Identify the lines that contain the string "JSON" and copy all of them.
## START Source material
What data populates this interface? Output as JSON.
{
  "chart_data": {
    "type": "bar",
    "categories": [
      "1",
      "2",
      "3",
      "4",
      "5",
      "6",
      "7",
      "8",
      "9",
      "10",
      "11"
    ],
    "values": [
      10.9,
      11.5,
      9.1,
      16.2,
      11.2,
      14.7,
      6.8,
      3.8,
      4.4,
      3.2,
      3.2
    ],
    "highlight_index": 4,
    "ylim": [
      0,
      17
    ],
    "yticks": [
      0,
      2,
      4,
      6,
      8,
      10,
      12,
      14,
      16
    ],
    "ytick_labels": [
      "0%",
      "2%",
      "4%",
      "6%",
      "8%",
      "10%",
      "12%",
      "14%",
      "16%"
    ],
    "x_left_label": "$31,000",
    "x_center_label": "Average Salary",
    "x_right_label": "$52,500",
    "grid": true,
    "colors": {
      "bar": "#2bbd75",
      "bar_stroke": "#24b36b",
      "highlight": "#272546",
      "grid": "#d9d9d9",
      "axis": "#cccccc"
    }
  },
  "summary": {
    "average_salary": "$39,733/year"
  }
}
## END Source material
## START Source material
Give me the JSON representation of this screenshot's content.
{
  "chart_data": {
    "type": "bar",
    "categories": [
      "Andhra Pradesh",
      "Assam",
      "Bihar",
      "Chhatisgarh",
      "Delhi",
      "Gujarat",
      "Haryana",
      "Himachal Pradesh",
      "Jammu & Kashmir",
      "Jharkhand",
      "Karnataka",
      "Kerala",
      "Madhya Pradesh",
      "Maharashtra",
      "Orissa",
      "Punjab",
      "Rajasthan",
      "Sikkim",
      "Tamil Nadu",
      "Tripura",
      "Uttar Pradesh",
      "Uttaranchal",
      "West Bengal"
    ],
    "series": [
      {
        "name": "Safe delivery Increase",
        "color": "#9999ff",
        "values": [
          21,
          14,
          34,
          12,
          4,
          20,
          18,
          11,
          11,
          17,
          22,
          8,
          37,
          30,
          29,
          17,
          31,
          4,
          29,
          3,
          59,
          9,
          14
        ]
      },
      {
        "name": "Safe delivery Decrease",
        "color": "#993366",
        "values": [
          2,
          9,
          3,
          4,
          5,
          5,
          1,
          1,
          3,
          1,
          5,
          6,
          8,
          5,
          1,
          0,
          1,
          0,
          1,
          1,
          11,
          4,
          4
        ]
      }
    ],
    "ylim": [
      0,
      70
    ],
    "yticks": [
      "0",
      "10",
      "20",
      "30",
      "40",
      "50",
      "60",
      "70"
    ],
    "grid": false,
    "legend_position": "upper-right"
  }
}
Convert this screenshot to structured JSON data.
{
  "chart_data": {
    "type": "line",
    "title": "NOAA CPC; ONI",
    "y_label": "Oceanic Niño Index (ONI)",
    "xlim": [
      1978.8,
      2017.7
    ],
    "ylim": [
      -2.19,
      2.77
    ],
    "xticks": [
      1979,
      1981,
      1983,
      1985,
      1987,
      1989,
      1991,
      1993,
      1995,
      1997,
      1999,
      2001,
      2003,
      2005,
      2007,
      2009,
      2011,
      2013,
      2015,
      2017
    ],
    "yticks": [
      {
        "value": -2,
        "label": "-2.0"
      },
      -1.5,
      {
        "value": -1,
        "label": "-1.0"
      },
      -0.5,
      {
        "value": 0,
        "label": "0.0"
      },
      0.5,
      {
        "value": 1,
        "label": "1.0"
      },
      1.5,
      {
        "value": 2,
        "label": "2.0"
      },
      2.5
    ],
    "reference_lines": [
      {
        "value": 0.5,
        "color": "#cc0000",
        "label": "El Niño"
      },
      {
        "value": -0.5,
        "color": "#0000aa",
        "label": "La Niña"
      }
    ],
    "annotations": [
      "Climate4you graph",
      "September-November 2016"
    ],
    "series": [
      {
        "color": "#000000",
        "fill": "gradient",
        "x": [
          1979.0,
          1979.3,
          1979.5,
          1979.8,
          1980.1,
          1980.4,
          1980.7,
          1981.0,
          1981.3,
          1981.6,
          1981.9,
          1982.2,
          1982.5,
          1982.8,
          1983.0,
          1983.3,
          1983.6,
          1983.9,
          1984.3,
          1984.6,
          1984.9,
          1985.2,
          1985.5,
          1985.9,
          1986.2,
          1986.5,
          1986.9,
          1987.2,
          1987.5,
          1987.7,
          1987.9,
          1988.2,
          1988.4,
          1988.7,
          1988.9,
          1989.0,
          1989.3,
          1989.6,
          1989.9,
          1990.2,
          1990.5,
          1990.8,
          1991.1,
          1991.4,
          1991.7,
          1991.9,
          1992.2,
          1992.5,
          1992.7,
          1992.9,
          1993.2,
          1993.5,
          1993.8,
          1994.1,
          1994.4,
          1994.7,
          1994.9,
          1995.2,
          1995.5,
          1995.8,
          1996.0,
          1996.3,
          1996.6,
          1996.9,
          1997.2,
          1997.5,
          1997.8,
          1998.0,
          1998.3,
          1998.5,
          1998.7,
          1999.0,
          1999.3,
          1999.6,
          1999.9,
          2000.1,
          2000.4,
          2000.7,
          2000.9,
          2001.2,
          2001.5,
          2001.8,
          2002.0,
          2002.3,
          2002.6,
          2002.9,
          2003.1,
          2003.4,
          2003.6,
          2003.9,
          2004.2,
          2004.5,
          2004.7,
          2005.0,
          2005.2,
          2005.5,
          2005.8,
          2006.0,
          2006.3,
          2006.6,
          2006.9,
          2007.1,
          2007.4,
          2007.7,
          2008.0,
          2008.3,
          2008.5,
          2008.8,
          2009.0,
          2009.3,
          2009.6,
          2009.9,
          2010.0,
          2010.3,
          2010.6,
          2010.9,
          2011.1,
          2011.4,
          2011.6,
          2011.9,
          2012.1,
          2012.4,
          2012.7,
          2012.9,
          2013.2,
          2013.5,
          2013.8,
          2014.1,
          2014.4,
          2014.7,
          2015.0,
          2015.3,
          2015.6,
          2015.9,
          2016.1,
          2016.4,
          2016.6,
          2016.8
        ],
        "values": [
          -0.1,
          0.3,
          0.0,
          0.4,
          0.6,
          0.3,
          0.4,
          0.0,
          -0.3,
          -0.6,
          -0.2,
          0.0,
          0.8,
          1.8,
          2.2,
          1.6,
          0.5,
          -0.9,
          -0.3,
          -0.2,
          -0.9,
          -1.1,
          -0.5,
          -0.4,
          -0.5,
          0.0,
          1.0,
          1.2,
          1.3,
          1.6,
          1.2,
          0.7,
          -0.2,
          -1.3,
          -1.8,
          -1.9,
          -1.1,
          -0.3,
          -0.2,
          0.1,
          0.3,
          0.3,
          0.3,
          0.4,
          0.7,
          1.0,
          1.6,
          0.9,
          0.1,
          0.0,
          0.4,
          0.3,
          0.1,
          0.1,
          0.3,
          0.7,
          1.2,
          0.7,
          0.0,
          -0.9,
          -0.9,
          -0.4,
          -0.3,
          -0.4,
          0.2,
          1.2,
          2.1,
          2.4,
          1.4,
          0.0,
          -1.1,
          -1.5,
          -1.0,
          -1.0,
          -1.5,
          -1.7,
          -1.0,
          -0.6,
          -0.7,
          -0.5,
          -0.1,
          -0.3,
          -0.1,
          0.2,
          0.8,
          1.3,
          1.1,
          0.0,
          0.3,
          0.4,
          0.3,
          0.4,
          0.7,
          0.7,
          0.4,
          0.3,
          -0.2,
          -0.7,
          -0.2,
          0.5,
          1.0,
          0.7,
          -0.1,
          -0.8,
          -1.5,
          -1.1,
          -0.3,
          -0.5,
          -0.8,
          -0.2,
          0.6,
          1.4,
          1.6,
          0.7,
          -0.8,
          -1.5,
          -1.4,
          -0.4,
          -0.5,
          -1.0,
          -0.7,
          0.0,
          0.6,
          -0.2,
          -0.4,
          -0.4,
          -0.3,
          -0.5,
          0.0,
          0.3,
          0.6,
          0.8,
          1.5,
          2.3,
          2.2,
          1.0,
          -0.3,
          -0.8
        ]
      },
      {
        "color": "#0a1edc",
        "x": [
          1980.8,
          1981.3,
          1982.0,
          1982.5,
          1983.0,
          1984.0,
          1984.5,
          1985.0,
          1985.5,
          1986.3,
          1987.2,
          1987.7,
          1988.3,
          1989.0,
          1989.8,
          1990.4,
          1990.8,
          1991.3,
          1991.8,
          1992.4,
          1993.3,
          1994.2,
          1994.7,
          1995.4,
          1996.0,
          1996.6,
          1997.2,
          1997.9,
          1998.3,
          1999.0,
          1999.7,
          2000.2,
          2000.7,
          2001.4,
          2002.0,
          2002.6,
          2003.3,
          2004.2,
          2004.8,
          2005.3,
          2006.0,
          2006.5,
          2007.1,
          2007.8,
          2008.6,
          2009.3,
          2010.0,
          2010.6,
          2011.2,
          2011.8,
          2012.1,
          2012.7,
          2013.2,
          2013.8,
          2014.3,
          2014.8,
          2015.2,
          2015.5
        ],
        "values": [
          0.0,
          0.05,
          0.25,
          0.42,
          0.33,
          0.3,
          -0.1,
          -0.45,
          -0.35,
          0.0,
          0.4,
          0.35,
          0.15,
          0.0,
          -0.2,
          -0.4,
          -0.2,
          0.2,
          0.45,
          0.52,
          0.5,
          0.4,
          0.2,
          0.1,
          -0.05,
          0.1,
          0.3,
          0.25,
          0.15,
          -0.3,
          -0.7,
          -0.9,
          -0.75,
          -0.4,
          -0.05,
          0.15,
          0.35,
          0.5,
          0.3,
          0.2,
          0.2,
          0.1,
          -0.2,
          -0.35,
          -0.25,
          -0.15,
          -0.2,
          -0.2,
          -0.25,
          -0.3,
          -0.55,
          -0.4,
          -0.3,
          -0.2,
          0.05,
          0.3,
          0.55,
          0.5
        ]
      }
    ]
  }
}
## END Source material
▶ _Response below_:
What data populates this interface? Output as JSON.
Give me the JSON representation of this screenshot's content.
Convert this screenshot to structured JSON data.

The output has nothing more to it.